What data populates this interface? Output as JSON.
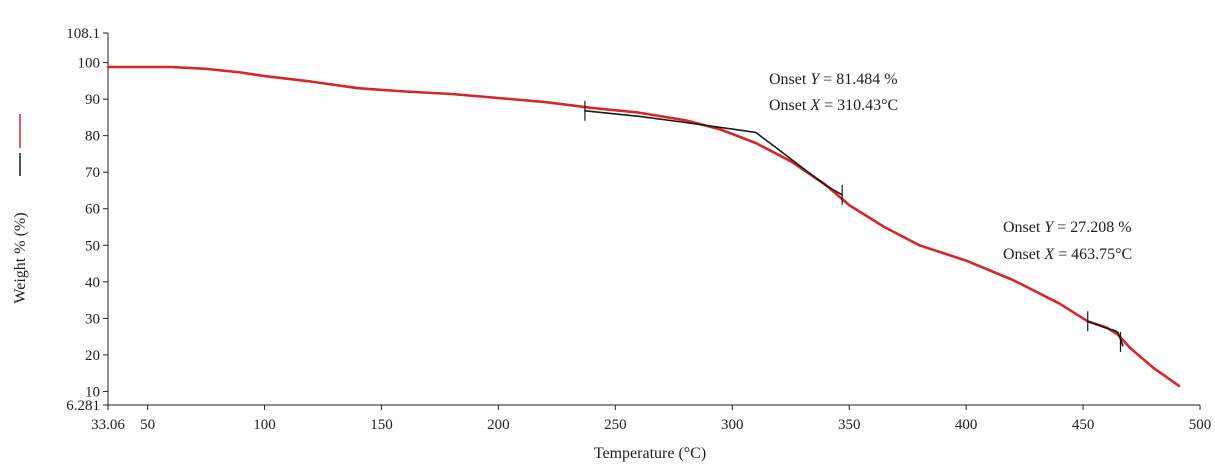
{
  "chart_data": {
    "type": "line",
    "xlabel": "Temperature (°C)",
    "ylabel": "Weight % (%)",
    "xlim": [
      33.06,
      500
    ],
    "ylim": [
      6.281,
      108.1
    ],
    "x_ticks": [
      "33.06",
      "50",
      "100",
      "150",
      "200",
      "250",
      "300",
      "350",
      "400",
      "450",
      "500"
    ],
    "x_tick_values": [
      33.06,
      50,
      100,
      150,
      200,
      250,
      300,
      350,
      400,
      450,
      500
    ],
    "y_ticks": [
      "6.281",
      "10",
      "20",
      "30",
      "40",
      "50",
      "60",
      "70",
      "80",
      "90",
      "100",
      "108.1"
    ],
    "y_tick_values": [
      6.281,
      10,
      20,
      30,
      40,
      50,
      60,
      70,
      80,
      90,
      100,
      108.1
    ],
    "grid": false,
    "legend": "left side, vertical",
    "series": [
      {
        "color": "#d7262b",
        "points": [
          [
            33.06,
            98.8
          ],
          [
            60,
            98.8
          ],
          [
            75,
            98.3
          ],
          [
            90,
            97.3
          ],
          [
            100,
            96.3
          ],
          [
            120,
            94.8
          ],
          [
            140,
            93
          ],
          [
            160,
            92.1
          ],
          [
            180,
            91.4
          ],
          [
            200,
            90.3
          ],
          [
            220,
            89.2
          ],
          [
            240,
            87.6
          ],
          [
            260,
            86.3
          ],
          [
            280,
            84.2
          ],
          [
            295,
            81.7
          ],
          [
            310,
            78
          ],
          [
            325,
            73
          ],
          [
            340,
            66.5
          ],
          [
            350,
            61
          ],
          [
            365,
            55
          ],
          [
            380,
            50
          ],
          [
            400,
            45.8
          ],
          [
            420,
            40.5
          ],
          [
            440,
            34
          ],
          [
            452,
            29.2
          ],
          [
            460,
            27.5
          ],
          [
            465,
            25.5
          ],
          [
            470,
            22
          ],
          [
            480,
            16.5
          ],
          [
            491,
            11.5
          ]
        ]
      },
      {
        "color": "#1a1a1a",
        "points": [
          [
            237,
            86.8
          ],
          [
            260,
            85.3
          ],
          [
            280,
            83.6
          ],
          [
            300,
            81.8
          ],
          [
            310,
            80.9
          ],
          [
            320,
            76.1
          ],
          [
            330,
            71.2
          ],
          [
            340,
            66.4
          ],
          [
            347,
            63.8
          ]
        ]
      },
      {
        "color": "#1a1a1a",
        "points": [
          [
            452,
            29.2
          ],
          [
            460,
            27.3
          ],
          [
            463.75,
            26.6
          ],
          [
            465,
            26.1
          ],
          [
            467,
            22.5
          ]
        ]
      }
    ],
    "markers": [
      {
        "x": 237,
        "y": 86.8
      },
      {
        "x": 347,
        "y": 63.8
      },
      {
        "x": 452,
        "y": 29.2
      },
      {
        "x": 466,
        "y": 23.5
      }
    ],
    "annotations": [
      {
        "line1_pre": "Onset ",
        "line1_var": "Y",
        "line1_post": " = 81.484 %",
        "line2_pre": "Onset ",
        "line2_var": "X",
        "line2_post": " = 310.43°C"
      },
      {
        "line1_pre": "Onset ",
        "line1_var": "Y",
        "line1_post": " = 27.208 %",
        "line2_pre": "Onset ",
        "line2_var": "X",
        "line2_post": " = 463.75°C"
      }
    ]
  }
}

-- -- --

Above are records with pictures; repeat the records exactly and leave the pictures out.

What data populates this interface? Output as JSON.
{
  "chart_data": {
    "type": "line",
    "xlabel": "Temperature (°C)",
    "ylabel": "Weight % (%)",
    "xlim": [
      33.06,
      500
    ],
    "ylim": [
      6.281,
      108.1
    ],
    "x_ticks": [
      "33.06",
      "50",
      "100",
      "150",
      "200",
      "250",
      "300",
      "350",
      "400",
      "450",
      "500"
    ],
    "x_tick_values": [
      33.06,
      50,
      100,
      150,
      200,
      250,
      300,
      350,
      400,
      450,
      500
    ],
    "y_ticks": [
      "6.281",
      "10",
      "20",
      "30",
      "40",
      "50",
      "60",
      "70",
      "80",
      "90",
      "100",
      "108.1"
    ],
    "y_tick_values": [
      6.281,
      10,
      20,
      30,
      40,
      50,
      60,
      70,
      80,
      90,
      100,
      108.1
    ],
    "grid": false,
    "legend": "left side, vertical",
    "series": [
      {
        "color": "#d7262b",
        "points": [
          [
            33.06,
            98.8
          ],
          [
            60,
            98.8
          ],
          [
            75,
            98.3
          ],
          [
            90,
            97.3
          ],
          [
            100,
            96.3
          ],
          [
            120,
            94.8
          ],
          [
            140,
            93
          ],
          [
            160,
            92.1
          ],
          [
            180,
            91.4
          ],
          [
            200,
            90.3
          ],
          [
            220,
            89.2
          ],
          [
            240,
            87.6
          ],
          [
            260,
            86.3
          ],
          [
            280,
            84.2
          ],
          [
            295,
            81.7
          ],
          [
            310,
            78
          ],
          [
            325,
            73
          ],
          [
            340,
            66.5
          ],
          [
            350,
            61
          ],
          [
            365,
            55
          ],
          [
            380,
            50
          ],
          [
            400,
            45.8
          ],
          [
            420,
            40.5
          ],
          [
            440,
            34
          ],
          [
            452,
            29.2
          ],
          [
            460,
            27.5
          ],
          [
            465,
            25.5
          ],
          [
            470,
            22
          ],
          [
            480,
            16.5
          ],
          [
            491,
            11.5
          ]
        ]
      },
      {
        "color": "#1a1a1a",
        "points": [
          [
            237,
            86.8
          ],
          [
            260,
            85.3
          ],
          [
            280,
            83.6
          ],
          [
            300,
            81.8
          ],
          [
            310,
            80.9
          ],
          [
            320,
            76.1
          ],
          [
            330,
            71.2
          ],
          [
            340,
            66.4
          ],
          [
            347,
            63.8
          ]
        ]
      },
      {
        "color": "#1a1a1a",
        "points": [
          [
            452,
            29.2
          ],
          [
            460,
            27.3
          ],
          [
            463.75,
            26.6
          ],
          [
            465,
            26.1
          ],
          [
            467,
            22.5
          ]
        ]
      }
    ],
    "markers": [
      {
        "x": 237,
        "y": 86.8
      },
      {
        "x": 347,
        "y": 63.8
      },
      {
        "x": 452,
        "y": 29.2
      },
      {
        "x": 466,
        "y": 23.5
      }
    ],
    "annotations": [
      {
        "line1_pre": "Onset ",
        "line1_var": "Y",
        "line1_post": " = 81.484 %",
        "line2_pre": "Onset ",
        "line2_var": "X",
        "line2_post": " = 310.43°C"
      },
      {
        "line1_pre": "Onset ",
        "line1_var": "Y",
        "line1_post": " = 27.208 %",
        "line2_pre": "Onset ",
        "line2_var": "X",
        "line2_post": " = 463.75°C"
      }
    ]
  }
}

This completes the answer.